▶ _Task details_
Every record here should be printed again exactly.

▶ _Input_
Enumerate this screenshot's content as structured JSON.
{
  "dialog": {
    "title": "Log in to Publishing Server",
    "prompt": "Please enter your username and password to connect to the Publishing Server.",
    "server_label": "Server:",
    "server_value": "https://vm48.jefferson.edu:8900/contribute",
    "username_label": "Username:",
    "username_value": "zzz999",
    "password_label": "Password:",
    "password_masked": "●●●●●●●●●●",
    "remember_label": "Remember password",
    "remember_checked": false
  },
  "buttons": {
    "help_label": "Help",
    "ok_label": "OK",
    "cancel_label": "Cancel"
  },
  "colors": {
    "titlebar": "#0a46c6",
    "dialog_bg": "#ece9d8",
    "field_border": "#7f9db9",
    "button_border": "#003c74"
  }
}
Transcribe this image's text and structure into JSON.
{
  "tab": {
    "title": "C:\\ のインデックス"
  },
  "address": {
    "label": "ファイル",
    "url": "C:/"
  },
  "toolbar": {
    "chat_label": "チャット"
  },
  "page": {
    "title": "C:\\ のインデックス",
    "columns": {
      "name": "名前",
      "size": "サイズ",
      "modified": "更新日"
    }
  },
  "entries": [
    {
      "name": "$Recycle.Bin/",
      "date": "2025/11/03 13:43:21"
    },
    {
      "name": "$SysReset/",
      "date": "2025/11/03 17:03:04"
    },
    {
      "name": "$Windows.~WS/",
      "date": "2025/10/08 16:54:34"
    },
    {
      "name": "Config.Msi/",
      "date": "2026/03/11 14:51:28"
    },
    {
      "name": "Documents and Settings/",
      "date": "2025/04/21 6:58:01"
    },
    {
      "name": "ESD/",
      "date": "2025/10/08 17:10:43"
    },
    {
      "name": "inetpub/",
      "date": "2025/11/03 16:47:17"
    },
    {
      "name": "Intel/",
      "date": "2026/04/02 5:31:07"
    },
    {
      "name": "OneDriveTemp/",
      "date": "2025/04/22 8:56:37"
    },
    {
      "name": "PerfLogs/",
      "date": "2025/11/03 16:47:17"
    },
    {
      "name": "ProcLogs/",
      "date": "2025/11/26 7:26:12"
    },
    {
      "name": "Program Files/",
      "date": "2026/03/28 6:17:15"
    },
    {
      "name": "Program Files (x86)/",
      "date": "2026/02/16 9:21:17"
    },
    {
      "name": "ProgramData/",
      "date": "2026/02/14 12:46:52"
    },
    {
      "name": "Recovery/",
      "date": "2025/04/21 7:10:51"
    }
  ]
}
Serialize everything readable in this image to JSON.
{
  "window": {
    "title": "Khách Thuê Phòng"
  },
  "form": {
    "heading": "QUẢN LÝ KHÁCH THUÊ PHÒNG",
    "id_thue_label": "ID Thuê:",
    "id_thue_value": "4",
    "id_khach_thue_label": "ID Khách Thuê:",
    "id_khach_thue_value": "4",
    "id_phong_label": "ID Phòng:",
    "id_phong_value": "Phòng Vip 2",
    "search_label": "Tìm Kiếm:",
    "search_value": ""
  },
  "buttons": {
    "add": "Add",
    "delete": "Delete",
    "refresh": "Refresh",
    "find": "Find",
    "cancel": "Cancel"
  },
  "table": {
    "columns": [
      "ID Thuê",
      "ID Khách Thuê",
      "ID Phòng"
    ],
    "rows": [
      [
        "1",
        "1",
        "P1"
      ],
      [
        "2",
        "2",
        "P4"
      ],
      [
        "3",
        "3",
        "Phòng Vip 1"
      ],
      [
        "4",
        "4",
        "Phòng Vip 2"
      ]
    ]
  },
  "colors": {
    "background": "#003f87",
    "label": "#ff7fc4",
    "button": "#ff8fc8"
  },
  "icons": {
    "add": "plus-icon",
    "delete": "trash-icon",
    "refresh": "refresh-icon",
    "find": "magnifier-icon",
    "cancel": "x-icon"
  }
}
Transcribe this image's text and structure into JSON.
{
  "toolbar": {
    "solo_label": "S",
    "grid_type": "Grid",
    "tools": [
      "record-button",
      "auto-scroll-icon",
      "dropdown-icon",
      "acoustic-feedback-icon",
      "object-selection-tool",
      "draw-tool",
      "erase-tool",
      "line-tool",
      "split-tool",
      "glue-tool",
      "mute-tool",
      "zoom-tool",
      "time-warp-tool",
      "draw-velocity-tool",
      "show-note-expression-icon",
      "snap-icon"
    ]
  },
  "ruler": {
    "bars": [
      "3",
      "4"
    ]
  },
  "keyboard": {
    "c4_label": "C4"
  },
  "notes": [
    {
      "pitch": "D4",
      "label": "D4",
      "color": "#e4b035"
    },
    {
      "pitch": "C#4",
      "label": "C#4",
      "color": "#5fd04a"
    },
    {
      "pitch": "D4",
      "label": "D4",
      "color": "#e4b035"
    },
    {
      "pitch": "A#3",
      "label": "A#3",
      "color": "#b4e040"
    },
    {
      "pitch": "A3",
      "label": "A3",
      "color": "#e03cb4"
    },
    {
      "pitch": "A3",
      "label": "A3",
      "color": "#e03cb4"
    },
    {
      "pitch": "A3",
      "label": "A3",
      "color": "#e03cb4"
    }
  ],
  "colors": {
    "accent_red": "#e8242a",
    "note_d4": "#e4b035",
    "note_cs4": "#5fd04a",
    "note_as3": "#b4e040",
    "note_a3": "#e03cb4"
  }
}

▶ _Answer to the task_
Enumerate this screenshot's content as structured JSON.
{
  "dialog": {
    "title": "Log in to Publishing Server",
    "prompt": "Please enter your username and password to connect to the Publishing Server.",
    "server_label": "Server:",
    "server_value": "https://vm48.jefferson.edu:8900/contribute",
    "username_label": "Username:",
    "username_value": "zzz999",
    "password_label": "Password:",
    "password_masked": "●●●●●●●●●●",
    "remember_label": "Remember password",
    "remember_checked": false
  },
  "buttons": {
    "help_label": "Help",
    "ok_label": "OK",
    "cancel_label": "Cancel"
  },
  "colors": {
    "titlebar": "#0a46c6",
    "dialog_bg": "#ece9d8",
    "field_border": "#7f9db9",
    "button_border": "#003c74"
  }
}
Transcribe this image's text and structure into JSON.
{
  "tab": {
    "title": "C:\\ のインデックス"
  },
  "address": {
    "label": "ファイル",
    "url": "C:/"
  },
  "toolbar": {
    "chat_label": "チャット"
  },
  "page": {
    "title": "C:\\ のインデックス",
    "columns": {
      "name": "名前",
      "size": "サイズ",
      "modified": "更新日"
    }
  },
  "entries": [
    {
      "name": "$Recycle.Bin/",
      "date": "2025/11/03 13:43:21"
    },
    {
      "name": "$SysReset/",
      "date": "2025/11/03 17:03:04"
    },
    {
      "name": "$Windows.~WS/",
      "date": "2025/10/08 16:54:34"
    },
    {
      "name": "Config.Msi/",
      "date": "2026/03/11 14:51:28"
    },
    {
      "name": "Documents and Settings/",
      "date": "2025/04/21 6:58:01"
    },
    {
      "name": "ESD/",
      "date": "2025/10/08 17:10:43"
    },
    {
      "name": "inetpub/",
      "date": "2025/11/03 16:47:17"
    },
    {
      "name": "Intel/",
      "date": "2026/04/02 5:31:07"
    },
    {
      "name": "OneDriveTemp/",
      "date": "2025/04/22 8:56:37"
    },
    {
      "name": "PerfLogs/",
      "date": "2025/11/03 16:47:17"
    },
    {
      "name": "ProcLogs/",
      "date": "2025/11/26 7:26:12"
    },
    {
      "name": "Program Files/",
      "date": "2026/03/28 6:17:15"
    },
    {
      "name": "Program Files (x86)/",
      "date": "2026/02/16 9:21:17"
    },
    {
      "name": "ProgramData/",
      "date": "2026/02/14 12:46:52"
    },
    {
      "name": "Recovery/",
      "date": "2025/04/21 7:10:51"
    }
  ]
}
Serialize everything readable in this image to JSON.
{
  "window": {
    "title": "Khách Thuê Phòng"
  },
  "form": {
    "heading": "QUẢN LÝ KHÁCH THUÊ PHÒNG",
    "id_thue_label": "ID Thuê:",
    "id_thue_value": "4",
    "id_khach_thue_label": "ID Khách Thuê:",
    "id_khach_thue_value": "4",
    "id_phong_label": "ID Phòng:",
    "id_phong_value": "Phòng Vip 2",
    "search_label": "Tìm Kiếm:",
    "search_value": ""
  },
  "buttons": {
    "add": "Add",
    "delete": "Delete",
    "refresh": "Refresh",
    "find": "Find",
    "cancel": "Cancel"
  },
  "table": {
    "columns": [
      "ID Thuê",
      "ID Khách Thuê",
      "ID Phòng"
    ],
    "rows": [
      [
        "1",
        "1",
        "P1"
      ],
      [
        "2",
        "2",
        "P4"
      ],
      [
        "3",
        "3",
        "Phòng Vip 1"
      ],
      [
        "4",
        "4",
        "Phòng Vip 2"
      ]
    ]
  },
  "colors": {
    "background": "#003f87",
    "label": "#ff7fc4",
    "button": "#ff8fc8"
  },
  "icons": {
    "add": "plus-icon",
    "delete": "trash-icon",
    "refresh": "refresh-icon",
    "find": "magnifier-icon",
    "cancel": "x-icon"
  }
}
Transcribe this image's text and structure into JSON.
{
  "toolbar": {
    "solo_label": "S",
    "grid_type": "Grid",
    "tools": [
      "record-button",
      "auto-scroll-icon",
      "dropdown-icon",
      "acoustic-feedback-icon",
      "object-selection-tool",
      "draw-tool",
      "erase-tool",
      "line-tool",
      "split-tool",
      "glue-tool",
      "mute-tool",
      "zoom-tool",
      "time-warp-tool",
      "draw-velocity-tool",
      "show-note-expression-icon",
      "snap-icon"
    ]
  },
  "ruler": {
    "bars": [
      "3",
      "4"
    ]
  },
  "keyboard": {
    "c4_label": "C4"
  },
  "notes": [
    {
      "pitch": "D4",
      "label": "D4",
      "color": "#e4b035"
    },
    {
      "pitch": "C#4",
      "label": "C#4",
      "color": "#5fd04a"
    },
    {
      "pitch": "D4",
      "label": "D4",
      "color": "#e4b035"
    },
    {
      "pitch": "A#3",
      "label": "A#3",
      "color": "#b4e040"
    },
    {
      "pitch": "A3",
      "label": "A3",
      "color": "#e03cb4"
    },
    {
      "pitch": "A3",
      "label": "A3",
      "color": "#e03cb4"
    },
    {
      "pitch": "A3",
      "label": "A3",
      "color": "#e03cb4"
    }
  ],
  "colors": {
    "accent_red": "#e8242a",
    "note_d4": "#e4b035",
    "note_cs4": "#5fd04a",
    "note_as3": "#b4e040",
    "note_a3": "#e03cb4"
  }
}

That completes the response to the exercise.